TUJUAN: Tuliskan kembali setiap baris data berikut tanpa mengubah satu karakter pun.

=-=-=-=-=

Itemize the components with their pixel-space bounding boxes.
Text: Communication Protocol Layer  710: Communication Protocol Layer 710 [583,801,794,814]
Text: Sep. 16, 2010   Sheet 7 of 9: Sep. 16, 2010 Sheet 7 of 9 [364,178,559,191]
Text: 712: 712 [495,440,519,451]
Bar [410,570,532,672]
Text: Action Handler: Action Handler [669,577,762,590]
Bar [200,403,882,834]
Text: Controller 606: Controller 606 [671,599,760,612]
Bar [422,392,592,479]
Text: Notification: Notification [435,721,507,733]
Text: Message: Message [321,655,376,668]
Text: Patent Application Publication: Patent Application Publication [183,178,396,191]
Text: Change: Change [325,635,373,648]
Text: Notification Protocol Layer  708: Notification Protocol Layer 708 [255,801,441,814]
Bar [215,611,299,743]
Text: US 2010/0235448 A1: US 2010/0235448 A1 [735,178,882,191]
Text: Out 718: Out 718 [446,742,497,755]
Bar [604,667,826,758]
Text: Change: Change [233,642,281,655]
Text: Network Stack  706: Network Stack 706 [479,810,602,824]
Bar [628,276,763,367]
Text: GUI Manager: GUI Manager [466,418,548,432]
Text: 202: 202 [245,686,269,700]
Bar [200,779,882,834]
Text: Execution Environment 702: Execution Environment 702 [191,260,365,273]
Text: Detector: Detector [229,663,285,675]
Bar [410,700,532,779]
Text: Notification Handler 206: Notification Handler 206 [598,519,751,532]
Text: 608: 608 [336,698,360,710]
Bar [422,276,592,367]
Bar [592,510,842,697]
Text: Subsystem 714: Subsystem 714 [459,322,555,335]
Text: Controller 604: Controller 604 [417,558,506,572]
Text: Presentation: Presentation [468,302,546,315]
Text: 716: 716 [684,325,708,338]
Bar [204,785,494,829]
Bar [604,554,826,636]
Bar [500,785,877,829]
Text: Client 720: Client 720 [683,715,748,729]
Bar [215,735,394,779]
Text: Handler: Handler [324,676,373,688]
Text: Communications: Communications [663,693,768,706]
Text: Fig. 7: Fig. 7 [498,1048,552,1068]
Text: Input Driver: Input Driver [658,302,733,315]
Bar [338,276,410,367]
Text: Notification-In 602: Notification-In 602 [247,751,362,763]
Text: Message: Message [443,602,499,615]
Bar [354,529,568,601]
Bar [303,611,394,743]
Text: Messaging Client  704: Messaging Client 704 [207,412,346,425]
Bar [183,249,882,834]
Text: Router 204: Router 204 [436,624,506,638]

=-=-=-=-=

HASIL:
Itemize the components with their pixel-space bounding boxes.
Text: Communication Protocol Layer  710: Communication Protocol Layer 710 [583,801,794,814]
Text: Sep. 16, 2010   Sheet 7 of 9: Sep. 16, 2010 Sheet 7 of 9 [364,178,559,191]
Text: 712: 712 [495,440,519,451]
Bar [410,570,532,672]
Text: Action Handler: Action Handler [669,577,762,590]
Bar [200,403,882,834]
Text: Controller 606: Controller 606 [671,599,760,612]
Bar [422,392,592,479]
Text: Notification: Notification [435,721,507,733]
Text: Message: Message [321,655,376,668]
Text: Patent Application Publication: Patent Application Publication [183,178,396,191]
Text: Change: Change [325,635,373,648]
Text: Notification Protocol Layer  708: Notification Protocol Layer 708 [255,801,441,814]
Bar [215,611,299,743]
Text: US 2010/0235448 A1: US 2010/0235448 A1 [735,178,882,191]
Text: Out 718: Out 718 [446,742,497,755]
Bar [604,667,826,758]
Text: Change: Change [233,642,281,655]
Text: Network Stack  706: Network Stack 706 [479,810,602,824]
Bar [628,276,763,367]
Text: GUI Manager: GUI Manager [466,418,548,432]
Text: 202: 202 [245,686,269,700]
Bar [200,779,882,834]
Text: Execution Environment 702: Execution Environment 702 [191,260,365,273]
Text: Detector: Detector [229,663,285,675]
Bar [410,700,532,779]
Text: Notification Handler 206: Notification Handler 206 [598,519,751,532]
Text: 608: 608 [336,698,360,710]
Bar [422,276,592,367]
Bar [592,510,842,697]
Text: Subsystem 714: Subsystem 714 [459,322,555,335]
Text: Controller 604: Controller 604 [417,558,506,572]
Text: Presentation: Presentation [468,302,546,315]
Text: 716: 716 [684,325,708,338]
Bar [204,785,494,829]
Bar [604,554,826,636]
Bar [500,785,877,829]
Text: Client 720: Client 720 [683,715,748,729]
Bar [215,735,394,779]
Text: Handler: Handler [324,676,373,688]
Text: Communications: Communications [663,693,768,706]
Text: Fig. 7: Fig. 7 [498,1048,552,1068]
Text: Input Driver: Input Driver [658,302,733,315]
Bar [338,276,410,367]
Text: Notification-In 602: Notification-In 602 [247,751,362,763]
Text: Message: Message [443,602,499,615]
Bar [354,529,568,601]
Bar [303,611,394,743]
Text: Messaging Client  704: Messaging Client 704 [207,412,346,425]
Bar [183,249,882,834]
Text: Router 204: Router 204 [436,624,506,638]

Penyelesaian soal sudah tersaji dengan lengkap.